| WHAT YOU ARE ASKED TO DO |
Pictures do not belong in the copy; quote every entry below exactly.
──────────
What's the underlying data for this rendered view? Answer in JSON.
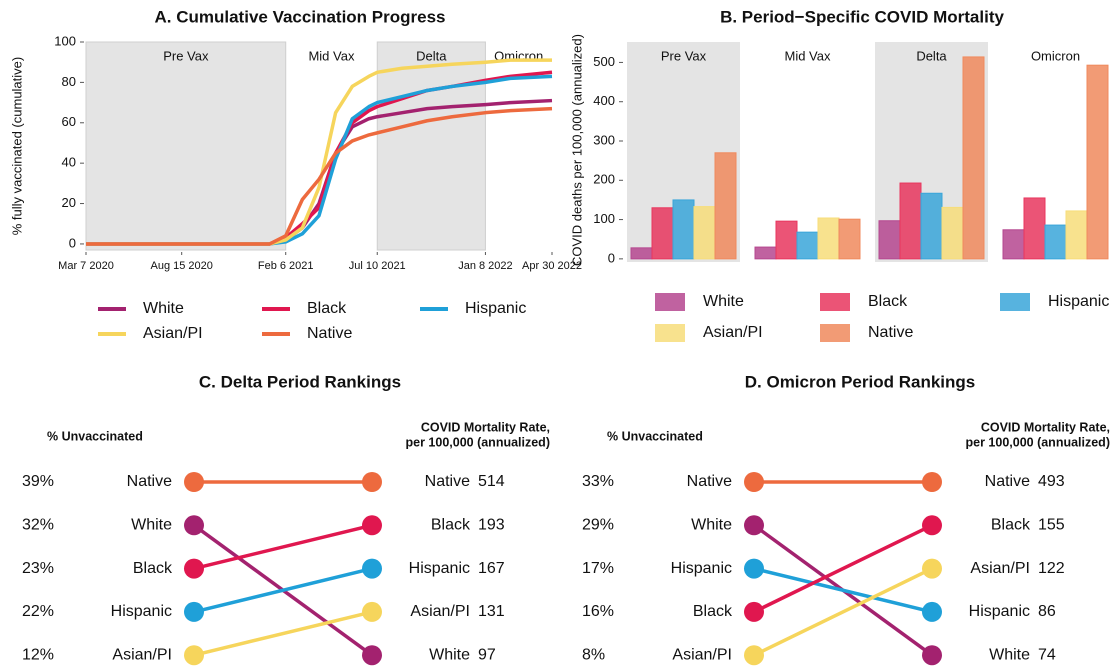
{
  "chart_data": [
    {
      "type": "line",
      "title": "A. Cumulative Vaccination Progress",
      "ylabel": "% fully vaccinated (cumulative)",
      "x": [
        "2020-03-07",
        "2020-08-15",
        "2020-12-14",
        "2021-01-10",
        "2021-02-06",
        "2021-03-06",
        "2021-04-03",
        "2021-05-01",
        "2021-05-29",
        "2021-06-26",
        "2021-07-10",
        "2021-08-21",
        "2021-10-02",
        "2021-11-13",
        "2022-01-08",
        "2022-02-19",
        "2022-04-30"
      ],
      "series": [
        {
          "name": "White",
          "color": "#a3226f",
          "values": [
            0,
            0,
            0,
            0,
            2,
            8,
            20,
            45,
            58,
            62,
            63,
            65,
            67,
            68,
            69,
            70,
            71
          ]
        },
        {
          "name": "Black",
          "color": "#e0174f",
          "values": [
            0,
            0,
            0,
            0,
            3,
            10,
            18,
            45,
            60,
            66,
            68,
            72,
            76,
            78,
            81,
            83,
            85
          ]
        },
        {
          "name": "Hispanic",
          "color": "#1fa0d8",
          "values": [
            0,
            0,
            0,
            0,
            1,
            5,
            14,
            42,
            62,
            68,
            70,
            73,
            76,
            78,
            80,
            82,
            83
          ]
        },
        {
          "name": "Asian/PI",
          "color": "#f6d55c",
          "values": [
            0,
            0,
            0,
            0,
            2,
            8,
            28,
            65,
            78,
            83,
            85,
            87,
            88,
            89,
            90,
            91,
            91
          ]
        },
        {
          "name": "Native",
          "color": "#ed6a3e",
          "values": [
            0,
            0,
            0,
            0,
            4,
            22,
            32,
            45,
            51,
            54,
            55,
            58,
            61,
            63,
            65,
            66,
            67
          ]
        }
      ],
      "xlim": [
        "2020-03-07",
        "2022-04-30"
      ],
      "xticks": [
        {
          "value": "2020-03-07",
          "label": "Mar 7 2020"
        },
        {
          "value": "2020-08-15",
          "label": "Aug 15 2020"
        },
        {
          "value": "2021-02-06",
          "label": "Feb 6 2021"
        },
        {
          "value": "2021-07-10",
          "label": "Jul 10 2021"
        },
        {
          "value": "2022-01-08",
          "label": "Jan 8 2022"
        },
        {
          "value": "2022-04-30",
          "label": "Apr 30 2022"
        }
      ],
      "ylim": [
        -3,
        100
      ],
      "yticks": [
        0,
        20,
        40,
        60,
        80,
        100
      ],
      "periods": [
        {
          "label": "Pre Vax",
          "start": "2020-03-07",
          "end": "2021-02-06",
          "shaded": true
        },
        {
          "label": "Mid Vax",
          "start": "2021-02-06",
          "end": "2021-07-10",
          "shaded": false
        },
        {
          "label": "Delta",
          "start": "2021-07-10",
          "end": "2022-01-08",
          "shaded": true
        },
        {
          "label": "Omicron",
          "start": "2022-01-08",
          "end": "2022-04-30",
          "shaded": false
        }
      ],
      "legend": "bottom"
    },
    {
      "type": "bar",
      "title": "B. Period−Specific COVID Mortality",
      "ylabel": "COVID deaths per 100,000 (annualized)",
      "categories": [
        "Pre Vax",
        "Mid Vax",
        "Delta",
        "Omicron"
      ],
      "shaded": [
        true,
        false,
        true,
        false
      ],
      "series": [
        {
          "name": "White",
          "color": "#b5478f",
          "values": [
            28,
            30,
            97,
            74
          ]
        },
        {
          "name": "Black",
          "color": "#e8365e",
          "values": [
            130,
            96,
            193,
            155
          ]
        },
        {
          "name": "Hispanic",
          "color": "#3aa6d9",
          "values": [
            150,
            68,
            167,
            86
          ]
        },
        {
          "name": "Asian/PI",
          "color": "#f7dd7a",
          "values": [
            133,
            104,
            131,
            122
          ]
        },
        {
          "name": "Native",
          "color": "#f08a5d",
          "values": [
            270,
            101,
            514,
            493
          ]
        }
      ],
      "ylim": [
        -8,
        552
      ],
      "yticks": [
        0,
        100,
        200,
        300,
        400,
        500
      ],
      "legend": "bottom"
    },
    {
      "type": "slope",
      "title": "C. Delta Period Rankings",
      "left_header": "% Unvaccinated",
      "right_header": [
        "COVID Mortality Rate,",
        "per 100,000 (annualized)"
      ],
      "left": {
        "names": [
          "Native",
          "White",
          "Black",
          "Hispanic",
          "Asian/PI"
        ],
        "values": [
          39,
          32,
          23,
          22,
          12
        ],
        "value_labels": [
          "39%",
          "32%",
          "23%",
          "22%",
          "12%"
        ],
        "colors": [
          "#ed6a3e",
          "#a3226f",
          "#e0174f",
          "#1fa0d8",
          "#f6d55c"
        ]
      },
      "right": {
        "names": [
          "Native",
          "Black",
          "Hispanic",
          "Asian/PI",
          "White"
        ],
        "values": [
          514,
          193,
          167,
          131,
          97
        ],
        "colors": [
          "#ed6a3e",
          "#e0174f",
          "#1fa0d8",
          "#f6d55c",
          "#a3226f"
        ]
      }
    },
    {
      "type": "slope",
      "title": "D. Omicron Period Rankings",
      "left_header": "% Unvaccinated",
      "right_header": [
        "COVID Mortality Rate,",
        "per 100,000 (annualized)"
      ],
      "left": {
        "names": [
          "Native",
          "White",
          "Hispanic",
          "Black",
          "Asian/PI"
        ],
        "values": [
          33,
          29,
          17,
          16,
          8
        ],
        "value_labels": [
          "33%",
          "29%",
          "17%",
          "16%",
          "8%"
        ],
        "colors": [
          "#ed6a3e",
          "#a3226f",
          "#1fa0d8",
          "#e0174f",
          "#f6d55c"
        ]
      },
      "right": {
        "names": [
          "Native",
          "Black",
          "Asian/PI",
          "Hispanic",
          "White"
        ],
        "values": [
          493,
          155,
          122,
          86,
          74
        ],
        "colors": [
          "#ed6a3e",
          "#e0174f",
          "#f6d55c",
          "#1fa0d8",
          "#a3226f"
        ]
      }
    }
  ]
}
──────────
| PROBLEM SOLUTION |
What's the underlying data for this rendered view? Answer in JSON.
{
  "chart_data": [
    {
      "type": "line",
      "title": "A. Cumulative Vaccination Progress",
      "ylabel": "% fully vaccinated (cumulative)",
      "x": [
        "2020-03-07",
        "2020-08-15",
        "2020-12-14",
        "2021-01-10",
        "2021-02-06",
        "2021-03-06",
        "2021-04-03",
        "2021-05-01",
        "2021-05-29",
        "2021-06-26",
        "2021-07-10",
        "2021-08-21",
        "2021-10-02",
        "2021-11-13",
        "2022-01-08",
        "2022-02-19",
        "2022-04-30"
      ],
      "series": [
        {
          "name": "White",
          "color": "#a3226f",
          "values": [
            0,
            0,
            0,
            0,
            2,
            8,
            20,
            45,
            58,
            62,
            63,
            65,
            67,
            68,
            69,
            70,
            71
          ]
        },
        {
          "name": "Black",
          "color": "#e0174f",
          "values": [
            0,
            0,
            0,
            0,
            3,
            10,
            18,
            45,
            60,
            66,
            68,
            72,
            76,
            78,
            81,
            83,
            85
          ]
        },
        {
          "name": "Hispanic",
          "color": "#1fa0d8",
          "values": [
            0,
            0,
            0,
            0,
            1,
            5,
            14,
            42,
            62,
            68,
            70,
            73,
            76,
            78,
            80,
            82,
            83
          ]
        },
        {
          "name": "Asian/PI",
          "color": "#f6d55c",
          "values": [
            0,
            0,
            0,
            0,
            2,
            8,
            28,
            65,
            78,
            83,
            85,
            87,
            88,
            89,
            90,
            91,
            91
          ]
        },
        {
          "name": "Native",
          "color": "#ed6a3e",
          "values": [
            0,
            0,
            0,
            0,
            4,
            22,
            32,
            45,
            51,
            54,
            55,
            58,
            61,
            63,
            65,
            66,
            67
          ]
        }
      ],
      "xlim": [
        "2020-03-07",
        "2022-04-30"
      ],
      "xticks": [
        {
          "value": "2020-03-07",
          "label": "Mar 7 2020"
        },
        {
          "value": "2020-08-15",
          "label": "Aug 15 2020"
        },
        {
          "value": "2021-02-06",
          "label": "Feb 6 2021"
        },
        {
          "value": "2021-07-10",
          "label": "Jul 10 2021"
        },
        {
          "value": "2022-01-08",
          "label": "Jan 8 2022"
        },
        {
          "value": "2022-04-30",
          "label": "Apr 30 2022"
        }
      ],
      "ylim": [
        -3,
        100
      ],
      "yticks": [
        0,
        20,
        40,
        60,
        80,
        100
      ],
      "periods": [
        {
          "label": "Pre Vax",
          "start": "2020-03-07",
          "end": "2021-02-06",
          "shaded": true
        },
        {
          "label": "Mid Vax",
          "start": "2021-02-06",
          "end": "2021-07-10",
          "shaded": false
        },
        {
          "label": "Delta",
          "start": "2021-07-10",
          "end": "2022-01-08",
          "shaded": true
        },
        {
          "label": "Omicron",
          "start": "2022-01-08",
          "end": "2022-04-30",
          "shaded": false
        }
      ],
      "legend": "bottom"
    },
    {
      "type": "bar",
      "title": "B. Period−Specific COVID Mortality",
      "ylabel": "COVID deaths per 100,000 (annualized)",
      "categories": [
        "Pre Vax",
        "Mid Vax",
        "Delta",
        "Omicron"
      ],
      "shaded": [
        true,
        false,
        true,
        false
      ],
      "series": [
        {
          "name": "White",
          "color": "#b5478f",
          "values": [
            28,
            30,
            97,
            74
          ]
        },
        {
          "name": "Black",
          "color": "#e8365e",
          "values": [
            130,
            96,
            193,
            155
          ]
        },
        {
          "name": "Hispanic",
          "color": "#3aa6d9",
          "values": [
            150,
            68,
            167,
            86
          ]
        },
        {
          "name": "Asian/PI",
          "color": "#f7dd7a",
          "values": [
            133,
            104,
            131,
            122
          ]
        },
        {
          "name": "Native",
          "color": "#f08a5d",
          "values": [
            270,
            101,
            514,
            493
          ]
        }
      ],
      "ylim": [
        -8,
        552
      ],
      "yticks": [
        0,
        100,
        200,
        300,
        400,
        500
      ],
      "legend": "bottom"
    },
    {
      "type": "slope",
      "title": "C. Delta Period Rankings",
      "left_header": "% Unvaccinated",
      "right_header": [
        "COVID Mortality Rate,",
        "per 100,000 (annualized)"
      ],
      "left": {
        "names": [
          "Native",
          "White",
          "Black",
          "Hispanic",
          "Asian/PI"
        ],
        "values": [
          39,
          32,
          23,
          22,
          12
        ],
        "value_labels": [
          "39%",
          "32%",
          "23%",
          "22%",
          "12%"
        ],
        "colors": [
          "#ed6a3e",
          "#a3226f",
          "#e0174f",
          "#1fa0d8",
          "#f6d55c"
        ]
      },
      "right": {
        "names": [
          "Native",
          "Black",
          "Hispanic",
          "Asian/PI",
          "White"
        ],
        "values": [
          514,
          193,
          167,
          131,
          97
        ],
        "colors": [
          "#ed6a3e",
          "#e0174f",
          "#1fa0d8",
          "#f6d55c",
          "#a3226f"
        ]
      }
    },
    {
      "type": "slope",
      "title": "D. Omicron Period Rankings",
      "left_header": "% Unvaccinated",
      "right_header": [
        "COVID Mortality Rate,",
        "per 100,000 (annualized)"
      ],
      "left": {
        "names": [
          "Native",
          "White",
          "Hispanic",
          "Black",
          "Asian/PI"
        ],
        "values": [
          33,
          29,
          17,
          16,
          8
        ],
        "value_labels": [
          "33%",
          "29%",
          "17%",
          "16%",
          "8%"
        ],
        "colors": [
          "#ed6a3e",
          "#a3226f",
          "#1fa0d8",
          "#e0174f",
          "#f6d55c"
        ]
      },
      "right": {
        "names": [
          "Native",
          "Black",
          "Asian/PI",
          "Hispanic",
          "White"
        ],
        "values": [
          493,
          155,
          122,
          86,
          74
        ],
        "colors": [
          "#ed6a3e",
          "#e0174f",
          "#f6d55c",
          "#1fa0d8",
          "#a3226f"
        ]
      }
    }
  ]
}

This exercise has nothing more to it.